> **TASK GOAL**:
Print each line exactly as it is given.

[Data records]
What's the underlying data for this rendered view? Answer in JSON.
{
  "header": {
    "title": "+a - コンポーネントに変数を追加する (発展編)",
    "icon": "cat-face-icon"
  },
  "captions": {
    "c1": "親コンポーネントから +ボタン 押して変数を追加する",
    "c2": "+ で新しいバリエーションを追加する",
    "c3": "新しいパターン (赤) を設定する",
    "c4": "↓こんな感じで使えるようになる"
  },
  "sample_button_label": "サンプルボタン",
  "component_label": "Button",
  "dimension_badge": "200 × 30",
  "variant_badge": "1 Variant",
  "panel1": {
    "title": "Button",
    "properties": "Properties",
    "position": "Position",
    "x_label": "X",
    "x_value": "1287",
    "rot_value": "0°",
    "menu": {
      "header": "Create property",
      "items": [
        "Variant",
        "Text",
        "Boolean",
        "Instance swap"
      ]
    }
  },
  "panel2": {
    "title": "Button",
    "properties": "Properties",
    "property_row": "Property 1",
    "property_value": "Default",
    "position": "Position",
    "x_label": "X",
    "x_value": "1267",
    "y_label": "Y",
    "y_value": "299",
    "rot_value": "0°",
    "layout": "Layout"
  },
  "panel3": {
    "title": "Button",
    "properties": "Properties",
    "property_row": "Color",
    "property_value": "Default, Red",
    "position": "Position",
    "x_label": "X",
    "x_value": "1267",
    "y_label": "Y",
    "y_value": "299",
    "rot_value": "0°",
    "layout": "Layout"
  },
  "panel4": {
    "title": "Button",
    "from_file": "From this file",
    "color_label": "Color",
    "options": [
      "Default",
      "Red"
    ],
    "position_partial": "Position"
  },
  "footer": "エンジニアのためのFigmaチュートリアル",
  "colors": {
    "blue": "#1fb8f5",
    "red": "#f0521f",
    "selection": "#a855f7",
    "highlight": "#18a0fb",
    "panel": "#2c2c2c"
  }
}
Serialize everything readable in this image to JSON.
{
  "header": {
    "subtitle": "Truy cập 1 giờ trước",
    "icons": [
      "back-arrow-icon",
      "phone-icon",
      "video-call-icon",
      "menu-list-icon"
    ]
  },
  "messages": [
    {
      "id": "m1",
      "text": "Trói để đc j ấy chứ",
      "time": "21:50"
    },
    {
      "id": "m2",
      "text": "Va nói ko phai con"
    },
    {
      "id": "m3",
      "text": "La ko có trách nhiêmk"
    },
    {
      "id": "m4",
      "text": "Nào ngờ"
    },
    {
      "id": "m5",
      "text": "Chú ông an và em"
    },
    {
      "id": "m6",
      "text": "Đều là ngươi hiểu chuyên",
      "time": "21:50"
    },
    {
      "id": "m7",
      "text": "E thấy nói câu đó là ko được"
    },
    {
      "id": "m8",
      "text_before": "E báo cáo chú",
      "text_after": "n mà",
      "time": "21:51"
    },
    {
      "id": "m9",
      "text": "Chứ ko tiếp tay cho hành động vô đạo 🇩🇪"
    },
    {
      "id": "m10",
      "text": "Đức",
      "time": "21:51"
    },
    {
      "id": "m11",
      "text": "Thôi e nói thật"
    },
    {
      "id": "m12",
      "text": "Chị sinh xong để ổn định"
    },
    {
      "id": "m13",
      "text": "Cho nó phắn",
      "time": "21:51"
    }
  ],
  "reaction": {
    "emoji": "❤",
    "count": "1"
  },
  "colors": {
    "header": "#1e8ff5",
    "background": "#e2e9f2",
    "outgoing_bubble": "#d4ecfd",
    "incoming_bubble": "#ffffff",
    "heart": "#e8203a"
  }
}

> **FULL SOLUTION**:
What's the underlying data for this rendered view? Answer in JSON.
{
  "header": {
    "title": "+a - コンポーネントに変数を追加する (発展編)",
    "icon": "cat-face-icon"
  },
  "captions": {
    "c1": "親コンポーネントから +ボタン 押して変数を追加する",
    "c2": "+ で新しいバリエーションを追加する",
    "c3": "新しいパターン (赤) を設定する",
    "c4": "↓こんな感じで使えるようになる"
  },
  "sample_button_label": "サンプルボタン",
  "component_label": "Button",
  "dimension_badge": "200 × 30",
  "variant_badge": "1 Variant",
  "panel1": {
    "title": "Button",
    "properties": "Properties",
    "position": "Position",
    "x_label": "X",
    "x_value": "1287",
    "rot_value": "0°",
    "menu": {
      "header": "Create property",
      "items": [
        "Variant",
        "Text",
        "Boolean",
        "Instance swap"
      ]
    }
  },
  "panel2": {
    "title": "Button",
    "properties": "Properties",
    "property_row": "Property 1",
    "property_value": "Default",
    "position": "Position",
    "x_label": "X",
    "x_value": "1267",
    "y_label": "Y",
    "y_value": "299",
    "rot_value": "0°",
    "layout": "Layout"
  },
  "panel3": {
    "title": "Button",
    "properties": "Properties",
    "property_row": "Color",
    "property_value": "Default, Red",
    "position": "Position",
    "x_label": "X",
    "x_value": "1267",
    "y_label": "Y",
    "y_value": "299",
    "rot_value": "0°",
    "layout": "Layout"
  },
  "panel4": {
    "title": "Button",
    "from_file": "From this file",
    "color_label": "Color",
    "options": [
      "Default",
      "Red"
    ],
    "position_partial": "Position"
  },
  "footer": "エンジニアのためのFigmaチュートリアル",
  "colors": {
    "blue": "#1fb8f5",
    "red": "#f0521f",
    "selection": "#a855f7",
    "highlight": "#18a0fb",
    "panel": "#2c2c2c"
  }
}
Serialize everything readable in this image to JSON.
{
  "header": {
    "subtitle": "Truy cập 1 giờ trước",
    "icons": [
      "back-arrow-icon",
      "phone-icon",
      "video-call-icon",
      "menu-list-icon"
    ]
  },
  "messages": [
    {
      "id": "m1",
      "text": "Trói để đc j ấy chứ",
      "time": "21:50"
    },
    {
      "id": "m2",
      "text": "Va nói ko phai con"
    },
    {
      "id": "m3",
      "text": "La ko có trách nhiêmk"
    },
    {
      "id": "m4",
      "text": "Nào ngờ"
    },
    {
      "id": "m5",
      "text": "Chú ông an và em"
    },
    {
      "id": "m6",
      "text": "Đều là ngươi hiểu chuyên",
      "time": "21:50"
    },
    {
      "id": "m7",
      "text": "E thấy nói câu đó là ko được"
    },
    {
      "id": "m8",
      "text_before": "E báo cáo chú",
      "text_after": "n mà",
      "time": "21:51"
    },
    {
      "id": "m9",
      "text": "Chứ ko tiếp tay cho hành động vô đạo 🇩🇪"
    },
    {
      "id": "m10",
      "text": "Đức",
      "time": "21:51"
    },
    {
      "id": "m11",
      "text": "Thôi e nói thật"
    },
    {
      "id": "m12",
      "text": "Chị sinh xong để ổn định"
    },
    {
      "id": "m13",
      "text": "Cho nó phắn",
      "time": "21:51"
    }
  ],
  "reaction": {
    "emoji": "❤",
    "count": "1"
  },
  "colors": {
    "header": "#1e8ff5",
    "background": "#e2e9f2",
    "outgoing_bubble": "#d4ecfd",
    "incoming_bubble": "#ffffff",
    "heart": "#e8203a"
  }
}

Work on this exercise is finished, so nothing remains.